**DIRECTIONS:**
Gather every line in the records below that contains the word "annotation".
----- EXCERPTED RECORDS
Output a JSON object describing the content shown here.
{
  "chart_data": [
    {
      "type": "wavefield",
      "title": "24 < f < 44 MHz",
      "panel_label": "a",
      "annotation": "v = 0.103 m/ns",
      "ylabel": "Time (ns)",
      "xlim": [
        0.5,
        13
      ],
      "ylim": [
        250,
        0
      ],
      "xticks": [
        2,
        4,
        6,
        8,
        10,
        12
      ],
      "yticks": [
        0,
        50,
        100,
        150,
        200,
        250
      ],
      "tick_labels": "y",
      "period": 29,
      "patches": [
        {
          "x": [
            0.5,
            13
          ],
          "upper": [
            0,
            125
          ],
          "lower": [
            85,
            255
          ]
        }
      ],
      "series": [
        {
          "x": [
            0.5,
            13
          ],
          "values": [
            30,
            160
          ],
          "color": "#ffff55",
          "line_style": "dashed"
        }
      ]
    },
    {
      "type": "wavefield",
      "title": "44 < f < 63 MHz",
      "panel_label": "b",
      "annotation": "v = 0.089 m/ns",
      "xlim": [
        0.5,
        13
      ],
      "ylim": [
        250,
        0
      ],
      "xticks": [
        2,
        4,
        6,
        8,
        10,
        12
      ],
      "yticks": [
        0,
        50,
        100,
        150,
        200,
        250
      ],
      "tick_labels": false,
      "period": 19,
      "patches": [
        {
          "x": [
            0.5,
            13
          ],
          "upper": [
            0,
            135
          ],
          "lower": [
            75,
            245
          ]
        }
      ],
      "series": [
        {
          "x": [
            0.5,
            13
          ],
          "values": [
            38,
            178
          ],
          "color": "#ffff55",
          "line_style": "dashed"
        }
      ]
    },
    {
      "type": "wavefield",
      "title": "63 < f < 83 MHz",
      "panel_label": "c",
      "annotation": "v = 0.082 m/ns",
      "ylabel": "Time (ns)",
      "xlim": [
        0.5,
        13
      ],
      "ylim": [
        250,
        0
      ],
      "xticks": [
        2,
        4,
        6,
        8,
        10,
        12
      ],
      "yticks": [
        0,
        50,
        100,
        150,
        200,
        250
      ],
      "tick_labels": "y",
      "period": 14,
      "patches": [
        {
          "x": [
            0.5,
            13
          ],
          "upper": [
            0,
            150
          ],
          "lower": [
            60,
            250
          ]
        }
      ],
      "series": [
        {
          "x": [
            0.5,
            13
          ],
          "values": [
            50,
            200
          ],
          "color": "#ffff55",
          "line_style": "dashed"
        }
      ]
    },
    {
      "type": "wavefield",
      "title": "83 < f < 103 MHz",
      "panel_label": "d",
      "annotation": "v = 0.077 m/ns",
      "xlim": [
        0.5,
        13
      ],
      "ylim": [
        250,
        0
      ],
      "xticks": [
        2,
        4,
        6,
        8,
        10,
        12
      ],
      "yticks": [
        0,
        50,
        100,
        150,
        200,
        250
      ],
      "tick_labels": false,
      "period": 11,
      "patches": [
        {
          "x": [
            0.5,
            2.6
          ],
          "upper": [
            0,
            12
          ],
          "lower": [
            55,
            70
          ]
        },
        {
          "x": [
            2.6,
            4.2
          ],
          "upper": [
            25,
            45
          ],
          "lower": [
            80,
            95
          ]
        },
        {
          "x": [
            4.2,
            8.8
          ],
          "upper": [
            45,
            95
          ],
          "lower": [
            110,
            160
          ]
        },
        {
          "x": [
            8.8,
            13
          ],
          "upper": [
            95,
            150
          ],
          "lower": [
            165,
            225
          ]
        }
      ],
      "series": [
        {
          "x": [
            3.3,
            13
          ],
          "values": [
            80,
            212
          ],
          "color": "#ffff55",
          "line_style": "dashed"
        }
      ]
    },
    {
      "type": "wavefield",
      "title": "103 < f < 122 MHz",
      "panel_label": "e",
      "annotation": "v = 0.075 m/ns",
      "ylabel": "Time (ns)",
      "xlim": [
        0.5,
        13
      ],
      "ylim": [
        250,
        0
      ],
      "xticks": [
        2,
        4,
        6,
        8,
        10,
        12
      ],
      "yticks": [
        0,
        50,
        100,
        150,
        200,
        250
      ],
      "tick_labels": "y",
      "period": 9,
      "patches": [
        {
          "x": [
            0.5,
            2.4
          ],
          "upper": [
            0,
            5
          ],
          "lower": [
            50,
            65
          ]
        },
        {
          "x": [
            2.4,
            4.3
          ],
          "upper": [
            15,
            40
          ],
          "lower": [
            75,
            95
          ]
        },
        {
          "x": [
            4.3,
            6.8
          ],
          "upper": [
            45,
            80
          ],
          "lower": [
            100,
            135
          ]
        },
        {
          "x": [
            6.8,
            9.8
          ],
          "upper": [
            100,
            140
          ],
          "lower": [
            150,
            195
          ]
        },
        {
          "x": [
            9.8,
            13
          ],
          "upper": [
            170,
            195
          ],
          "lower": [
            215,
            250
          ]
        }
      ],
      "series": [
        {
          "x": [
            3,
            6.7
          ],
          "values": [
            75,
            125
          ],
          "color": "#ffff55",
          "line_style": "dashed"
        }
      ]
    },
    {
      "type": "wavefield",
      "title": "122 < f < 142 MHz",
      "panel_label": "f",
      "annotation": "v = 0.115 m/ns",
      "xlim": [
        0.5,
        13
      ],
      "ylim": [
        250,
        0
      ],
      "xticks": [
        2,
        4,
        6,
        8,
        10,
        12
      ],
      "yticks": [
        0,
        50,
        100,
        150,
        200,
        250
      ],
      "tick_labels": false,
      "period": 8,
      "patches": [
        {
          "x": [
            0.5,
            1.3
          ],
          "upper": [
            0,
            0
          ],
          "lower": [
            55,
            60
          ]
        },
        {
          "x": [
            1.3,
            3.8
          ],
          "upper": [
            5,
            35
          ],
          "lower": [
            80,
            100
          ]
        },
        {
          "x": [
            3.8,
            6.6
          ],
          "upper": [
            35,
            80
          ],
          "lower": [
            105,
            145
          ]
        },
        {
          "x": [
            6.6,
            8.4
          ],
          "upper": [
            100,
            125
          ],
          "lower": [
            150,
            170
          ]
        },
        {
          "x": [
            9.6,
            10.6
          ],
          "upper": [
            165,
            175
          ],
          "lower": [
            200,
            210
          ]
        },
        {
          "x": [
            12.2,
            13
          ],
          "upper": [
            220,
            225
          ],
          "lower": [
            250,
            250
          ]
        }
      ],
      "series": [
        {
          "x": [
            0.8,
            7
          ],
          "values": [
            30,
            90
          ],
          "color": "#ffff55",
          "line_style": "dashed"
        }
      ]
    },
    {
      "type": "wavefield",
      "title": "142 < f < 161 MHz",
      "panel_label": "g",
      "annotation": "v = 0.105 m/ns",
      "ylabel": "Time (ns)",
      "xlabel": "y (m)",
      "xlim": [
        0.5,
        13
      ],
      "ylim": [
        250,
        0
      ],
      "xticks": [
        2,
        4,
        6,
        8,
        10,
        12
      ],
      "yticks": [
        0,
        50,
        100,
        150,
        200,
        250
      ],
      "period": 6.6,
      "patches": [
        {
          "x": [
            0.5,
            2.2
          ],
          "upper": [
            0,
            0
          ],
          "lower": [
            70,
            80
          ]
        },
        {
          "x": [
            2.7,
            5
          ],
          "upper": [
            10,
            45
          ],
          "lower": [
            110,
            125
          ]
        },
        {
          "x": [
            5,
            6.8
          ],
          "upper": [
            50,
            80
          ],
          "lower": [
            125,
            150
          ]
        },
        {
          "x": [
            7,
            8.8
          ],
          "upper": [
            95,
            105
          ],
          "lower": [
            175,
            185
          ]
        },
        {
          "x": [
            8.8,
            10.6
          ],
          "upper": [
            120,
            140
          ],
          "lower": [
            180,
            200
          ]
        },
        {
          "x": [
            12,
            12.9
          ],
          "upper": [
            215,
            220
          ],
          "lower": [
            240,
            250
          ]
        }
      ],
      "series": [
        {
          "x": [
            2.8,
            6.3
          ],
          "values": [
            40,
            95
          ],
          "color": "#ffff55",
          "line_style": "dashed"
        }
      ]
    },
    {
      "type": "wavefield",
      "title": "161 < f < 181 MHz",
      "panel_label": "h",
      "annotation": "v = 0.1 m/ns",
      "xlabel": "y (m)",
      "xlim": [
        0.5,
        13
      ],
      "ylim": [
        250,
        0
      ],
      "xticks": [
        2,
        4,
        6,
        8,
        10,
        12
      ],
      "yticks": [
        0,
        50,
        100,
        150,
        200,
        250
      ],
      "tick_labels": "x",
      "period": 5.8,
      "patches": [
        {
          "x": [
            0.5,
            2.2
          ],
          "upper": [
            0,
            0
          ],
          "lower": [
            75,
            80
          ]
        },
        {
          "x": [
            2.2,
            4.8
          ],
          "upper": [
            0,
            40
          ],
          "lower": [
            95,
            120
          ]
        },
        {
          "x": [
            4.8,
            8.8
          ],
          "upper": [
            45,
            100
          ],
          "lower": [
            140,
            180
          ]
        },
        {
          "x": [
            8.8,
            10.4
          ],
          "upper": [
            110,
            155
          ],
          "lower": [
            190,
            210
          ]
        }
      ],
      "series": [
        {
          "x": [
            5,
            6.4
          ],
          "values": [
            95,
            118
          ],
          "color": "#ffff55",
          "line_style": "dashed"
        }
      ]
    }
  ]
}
----------
**ANSWER FOR THIS EXERCISE:**
      "annotation": "v = 0.103 m/ns",
      "annotation": "v = 0.089 m/ns",
      "annotation": "v = 0.082 m/ns",
      "annotation": "v = 0.077 m/ns",
      "annotation": "v = 0.075 m/ns",
      "annotation": "v = 0.115 m/ns",
      "annotation": "v = 0.105 m/ns",
      "annotation": "v = 0.1 m/ns",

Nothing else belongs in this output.